■ Short problem:
Show all lines holding the string "Panel".

Collected data entries
┌──

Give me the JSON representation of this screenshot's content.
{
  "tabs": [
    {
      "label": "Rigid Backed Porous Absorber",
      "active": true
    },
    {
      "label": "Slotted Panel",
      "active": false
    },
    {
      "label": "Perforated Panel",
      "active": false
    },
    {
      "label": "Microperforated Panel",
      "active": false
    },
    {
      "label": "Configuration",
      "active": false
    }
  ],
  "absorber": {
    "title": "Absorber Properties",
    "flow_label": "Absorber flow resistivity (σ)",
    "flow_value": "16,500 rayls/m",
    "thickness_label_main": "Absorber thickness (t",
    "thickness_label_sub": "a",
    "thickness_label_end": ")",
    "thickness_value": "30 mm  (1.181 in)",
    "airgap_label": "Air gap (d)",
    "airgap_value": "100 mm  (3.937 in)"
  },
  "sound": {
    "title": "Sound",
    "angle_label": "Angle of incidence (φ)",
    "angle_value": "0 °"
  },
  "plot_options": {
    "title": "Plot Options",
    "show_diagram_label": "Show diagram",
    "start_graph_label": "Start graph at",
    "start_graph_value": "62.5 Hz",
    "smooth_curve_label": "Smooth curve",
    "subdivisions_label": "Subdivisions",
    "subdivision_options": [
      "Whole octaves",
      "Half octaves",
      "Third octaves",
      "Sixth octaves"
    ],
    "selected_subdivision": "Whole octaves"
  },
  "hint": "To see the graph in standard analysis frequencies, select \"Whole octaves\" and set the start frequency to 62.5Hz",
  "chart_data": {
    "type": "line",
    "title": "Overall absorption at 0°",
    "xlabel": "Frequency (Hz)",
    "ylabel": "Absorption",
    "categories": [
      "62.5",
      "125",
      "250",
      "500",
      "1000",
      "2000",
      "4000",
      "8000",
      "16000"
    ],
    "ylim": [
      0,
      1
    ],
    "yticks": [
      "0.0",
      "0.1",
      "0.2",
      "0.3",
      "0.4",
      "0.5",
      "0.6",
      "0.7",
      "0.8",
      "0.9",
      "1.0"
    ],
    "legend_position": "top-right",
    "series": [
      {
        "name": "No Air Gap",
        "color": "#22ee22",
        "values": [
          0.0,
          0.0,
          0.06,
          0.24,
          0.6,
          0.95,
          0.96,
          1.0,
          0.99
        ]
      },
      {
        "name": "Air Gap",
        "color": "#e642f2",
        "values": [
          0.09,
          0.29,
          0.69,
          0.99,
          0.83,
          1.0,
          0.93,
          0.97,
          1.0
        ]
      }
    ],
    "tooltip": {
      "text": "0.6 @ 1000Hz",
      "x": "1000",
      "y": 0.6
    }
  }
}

└──

■ Written answer:
      "label": "Slotted Panel",
      "label": "Perforated Panel",
      "label": "Microperforated Panel",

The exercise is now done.